## start DATA SUPPLIED

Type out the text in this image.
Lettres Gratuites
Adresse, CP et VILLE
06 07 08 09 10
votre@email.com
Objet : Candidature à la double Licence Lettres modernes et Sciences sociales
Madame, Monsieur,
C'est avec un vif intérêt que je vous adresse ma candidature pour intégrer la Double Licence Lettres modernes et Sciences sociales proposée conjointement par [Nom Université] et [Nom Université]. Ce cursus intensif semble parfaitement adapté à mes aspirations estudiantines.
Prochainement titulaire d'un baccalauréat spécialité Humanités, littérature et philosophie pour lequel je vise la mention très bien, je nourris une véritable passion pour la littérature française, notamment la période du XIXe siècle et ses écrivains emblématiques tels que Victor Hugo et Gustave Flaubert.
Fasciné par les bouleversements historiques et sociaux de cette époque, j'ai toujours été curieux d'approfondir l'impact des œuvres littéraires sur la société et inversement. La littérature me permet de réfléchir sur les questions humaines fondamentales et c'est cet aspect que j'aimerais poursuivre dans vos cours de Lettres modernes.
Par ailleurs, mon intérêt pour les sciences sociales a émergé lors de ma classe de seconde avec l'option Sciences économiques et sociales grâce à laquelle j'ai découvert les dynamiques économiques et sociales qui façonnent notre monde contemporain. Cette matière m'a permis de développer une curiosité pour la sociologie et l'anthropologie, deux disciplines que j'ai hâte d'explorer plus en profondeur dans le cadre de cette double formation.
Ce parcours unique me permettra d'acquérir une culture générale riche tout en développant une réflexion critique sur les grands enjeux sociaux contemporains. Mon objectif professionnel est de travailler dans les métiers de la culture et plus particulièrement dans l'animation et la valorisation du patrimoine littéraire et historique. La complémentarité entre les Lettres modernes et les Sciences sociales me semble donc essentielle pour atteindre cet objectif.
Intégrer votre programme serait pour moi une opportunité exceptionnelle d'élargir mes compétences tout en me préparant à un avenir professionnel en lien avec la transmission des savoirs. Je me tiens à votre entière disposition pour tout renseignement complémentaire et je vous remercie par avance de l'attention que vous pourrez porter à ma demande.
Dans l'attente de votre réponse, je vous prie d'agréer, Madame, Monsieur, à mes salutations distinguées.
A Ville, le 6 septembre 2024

## end DATA SUPPLIED

EXERCISE: Reproduce each line verbatim.

RESULT:
Type out the text in this image.
Lettres Gratuites
Adresse, CP et VILLE
06 07 08 09 10
votre@email.com
Objet : Candidature à la double Licence Lettres modernes et Sciences sociales
Madame, Monsieur,
C'est avec un vif intérêt que je vous adresse ma candidature pour intégrer la Double Licence Lettres modernes et Sciences sociales proposée conjointement par [Nom Université] et [Nom Université]. Ce cursus intensif semble parfaitement adapté à mes aspirations estudiantines.
Prochainement titulaire d'un baccalauréat spécialité Humanités, littérature et philosophie pour lequel je vise la mention très bien, je nourris une véritable passion pour la littérature française, notamment la période du XIXe siècle et ses écrivains emblématiques tels que Victor Hugo et Gustave Flaubert.
Fasciné par les bouleversements historiques et sociaux de cette époque, j'ai toujours été curieux d'approfondir l'impact des œuvres littéraires sur la société et inversement. La littérature me permet de réfléchir sur les questions humaines fondamentales et c'est cet aspect que j'aimerais poursuivre dans vos cours de Lettres modernes.
Par ailleurs, mon intérêt pour les sciences sociales a émergé lors de ma classe de seconde avec l'option Sciences économiques et sociales grâce à laquelle j'ai découvert les dynamiques économiques et sociales qui façonnent notre monde contemporain. Cette matière m'a permis de développer une curiosité pour la sociologie et l'anthropologie, deux disciplines que j'ai hâte d'explorer plus en profondeur dans le cadre de cette double formation.
Ce parcours unique me permettra d'acquérir une culture générale riche tout en développant une réflexion critique sur les grands enjeux sociaux contemporains. Mon objectif professionnel est de travailler dans les métiers de la culture et plus particulièrement dans l'animation et la valorisation du patrimoine littéraire et historique. La complémentarité entre les Lettres modernes et les Sciences sociales me semble donc essentielle pour atteindre cet objectif.
Intégrer votre programme serait pour moi une opportunité exceptionnelle d'élargir mes compétences tout en me préparant à un avenir professionnel en lien avec la transmission des savoirs. Je me tiens à votre entière disposition pour tout renseignement complémentaire et je vous remercie par avance de l'attention que vous pourrez porter à ma demande.
Dans l'attente de votre réponse, je vous prie d'agréer, Madame, Monsieur, à mes salutations distinguées.
A Ville, le 6 septembre 2024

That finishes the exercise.